Given text:
Mums-to-be urged to join epilepsy register
A leading neurologist is calling on GPs to encourage mums-to-be with epilepsy to sign up to a central pregnancy register to guard against birth defects. The call comes in the wake of latest publicity around the anti–epileptic drug sodium valproate which has been associated with birth defects, developmental delay and autism.
Professor Ley Sander, medical director at UK charity Epilepsy Society said: 'The UK Epilepsy and Pregnancy register was set up several years ago to monitor the effect of anti-epileptic drugs on the unborn child. Registration isn’t mandatory - it’s up to mums to register themselves. But the problem is that not enough GPs are aware of the register or encouraging mums to sign up.'
It is estimated that only around 30 per cent of pregnant women with epilepsy actually sign up – because they are not made aware of the register.

Provided data:
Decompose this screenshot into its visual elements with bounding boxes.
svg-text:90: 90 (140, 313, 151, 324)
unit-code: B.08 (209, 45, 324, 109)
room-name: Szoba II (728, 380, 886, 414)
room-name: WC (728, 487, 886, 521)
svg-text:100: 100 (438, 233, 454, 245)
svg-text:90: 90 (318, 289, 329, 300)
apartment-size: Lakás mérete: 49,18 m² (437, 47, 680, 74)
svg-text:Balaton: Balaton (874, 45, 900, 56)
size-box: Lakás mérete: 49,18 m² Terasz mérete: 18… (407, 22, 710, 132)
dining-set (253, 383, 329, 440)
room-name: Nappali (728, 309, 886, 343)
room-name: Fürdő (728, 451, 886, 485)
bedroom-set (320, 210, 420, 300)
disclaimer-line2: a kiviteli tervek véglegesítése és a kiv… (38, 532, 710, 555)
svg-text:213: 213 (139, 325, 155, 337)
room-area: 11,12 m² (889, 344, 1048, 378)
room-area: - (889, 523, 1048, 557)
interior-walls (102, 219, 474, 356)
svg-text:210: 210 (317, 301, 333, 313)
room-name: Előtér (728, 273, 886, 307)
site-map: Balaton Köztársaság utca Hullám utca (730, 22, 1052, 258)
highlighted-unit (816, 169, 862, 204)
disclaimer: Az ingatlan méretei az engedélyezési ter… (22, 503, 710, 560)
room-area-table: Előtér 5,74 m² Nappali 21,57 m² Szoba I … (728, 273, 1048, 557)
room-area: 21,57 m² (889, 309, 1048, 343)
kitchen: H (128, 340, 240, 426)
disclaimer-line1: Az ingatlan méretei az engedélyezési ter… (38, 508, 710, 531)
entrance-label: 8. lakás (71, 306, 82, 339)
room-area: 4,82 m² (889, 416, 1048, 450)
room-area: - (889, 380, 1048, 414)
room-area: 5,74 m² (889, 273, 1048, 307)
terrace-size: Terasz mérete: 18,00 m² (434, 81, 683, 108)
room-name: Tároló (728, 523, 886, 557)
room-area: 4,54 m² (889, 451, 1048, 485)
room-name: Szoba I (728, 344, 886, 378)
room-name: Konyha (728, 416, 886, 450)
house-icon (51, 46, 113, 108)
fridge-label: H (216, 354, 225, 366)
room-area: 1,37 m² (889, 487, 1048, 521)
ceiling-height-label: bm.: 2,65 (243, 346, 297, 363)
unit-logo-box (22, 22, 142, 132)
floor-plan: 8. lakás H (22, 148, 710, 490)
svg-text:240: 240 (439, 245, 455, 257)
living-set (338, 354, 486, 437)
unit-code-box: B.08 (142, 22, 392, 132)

Work to complete:
a - Answer these questions from the article on the epilepsy pregnancy register:
(i) Which anti-epileptic drug has been associated with birth defects, developmental delay and autism?
(ii) What position does Professor Ley Sander hold at Epilepsy Society?
(iii) What proportion of pregnant women with epilepsy is estimated to sign up to the register?
b - Extend the article on the epilepsy pregnancy register with a few sentences that follow on from its final sentence.
The lines are separate material, distinct from the article on the epilepsy pregnancy register.

Outputs by task:
a -
(i) Sodium valproate.
(ii) Medical director.
(iii) Around 30 per cent.

b -
Professor Sander said: 'Sodium valproate is one of the oldest epilepsy drugs around – but it’s only in the last 10 years that we have become aware of the long term effects it can have on the unborn child. In the last 10 or 15 years a number of new anti-epileptic drugs have come onto the market. We need GPs to make mums aware of the register so that by tracking them during and after pregnancy we can build a picture for the future.'
Women with epilepsy have a slightly higher risk of having a baby with a birth defect than women who don’t have epilepsy.
But Professor Sander warned it was important for mums with epilepsy not to be panicked into stopping their medication. 'This could cause seizures to increase or become more severe which may cause more problems for the mother or unborn baby than any risks associated with the drugs.